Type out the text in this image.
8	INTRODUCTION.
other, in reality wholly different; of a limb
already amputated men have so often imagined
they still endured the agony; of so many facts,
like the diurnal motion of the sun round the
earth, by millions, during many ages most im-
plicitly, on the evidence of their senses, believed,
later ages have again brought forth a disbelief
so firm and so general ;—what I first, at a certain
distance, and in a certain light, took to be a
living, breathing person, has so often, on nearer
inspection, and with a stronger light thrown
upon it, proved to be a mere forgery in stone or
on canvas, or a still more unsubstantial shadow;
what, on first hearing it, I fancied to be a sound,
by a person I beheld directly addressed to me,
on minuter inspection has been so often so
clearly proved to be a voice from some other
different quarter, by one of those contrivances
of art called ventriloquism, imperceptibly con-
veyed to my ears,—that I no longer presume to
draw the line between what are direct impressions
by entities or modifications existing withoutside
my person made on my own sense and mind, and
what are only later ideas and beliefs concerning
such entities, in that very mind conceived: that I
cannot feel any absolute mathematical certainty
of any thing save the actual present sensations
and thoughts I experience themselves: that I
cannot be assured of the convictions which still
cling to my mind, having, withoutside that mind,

EXERCISE DIRECTIONS:
Repeat the lines above exactly.

TASK ANSWER:
Type out the text in this image.
8	INTRODUCTION.
other, in reality wholly different; of a limb
already amputated men have so often imagined
they still endured the agony; of so many facts,
like the diurnal motion of the sun round the
earth, by millions, during many ages most im-
plicitly, on the evidence of their senses, believed,
later ages have again brought forth a disbelief
so firm and so general ;—what I first, at a certain
distance, and in a certain light, took to be a
living, breathing person, has so often, on nearer
inspection, and with a stronger light thrown
upon it, proved to be a mere forgery in stone or
on canvas, or a still more unsubstantial shadow;
what, on first hearing it, I fancied to be a sound,
by a person I beheld directly addressed to me,
on minuter inspection has been so often so
clearly proved to be a voice from some other
different quarter, by one of those contrivances
of art called ventriloquism, imperceptibly con-
veyed to my ears,—that I no longer presume to
draw the line between what are direct impressions
by entities or modifications existing withoutside
my person made on my own sense and mind, and
what are only later ideas and beliefs concerning
such entities, in that very mind conceived: that I
cannot feel any absolute mathematical certainty
of any thing save the actual present sensations
and thoughts I experience themselves: that I
cannot be assured of the convictions which still
cling to my mind, having, withoutside that mind,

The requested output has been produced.